### Exercise requirements
Produce the listing below again, exactly as shown.

### Provided data
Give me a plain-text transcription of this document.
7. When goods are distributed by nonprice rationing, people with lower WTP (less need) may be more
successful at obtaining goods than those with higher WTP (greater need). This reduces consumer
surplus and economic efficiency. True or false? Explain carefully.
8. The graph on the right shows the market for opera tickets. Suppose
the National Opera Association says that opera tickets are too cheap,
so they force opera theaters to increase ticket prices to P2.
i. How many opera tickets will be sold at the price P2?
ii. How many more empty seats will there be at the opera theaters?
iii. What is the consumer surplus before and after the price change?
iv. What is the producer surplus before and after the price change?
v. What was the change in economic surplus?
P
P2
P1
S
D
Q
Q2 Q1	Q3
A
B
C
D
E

### Task result
Give me a plain-text transcription of this document.
7. When goods are distributed by nonprice rationing, people with lower WTP (less need) may be more
successful at obtaining goods than those with higher WTP (greater need). This reduces consumer
surplus and economic efficiency. True or false? Explain carefully.
8. The graph on the right shows the market for opera tickets. Suppose
the National Opera Association says that opera tickets are too cheap,
so they force opera theaters to increase ticket prices to P2.
i. How many opera tickets will be sold at the price P2?
ii. How many more empty seats will there be at the opera theaters?
iii. What is the consumer surplus before and after the price change?
iv. What is the producer surplus before and after the price change?
v. What was the change in economic surplus?
P
P2
P1
S
D
Q
Q2 Q1	Q3
A
B
C
D
E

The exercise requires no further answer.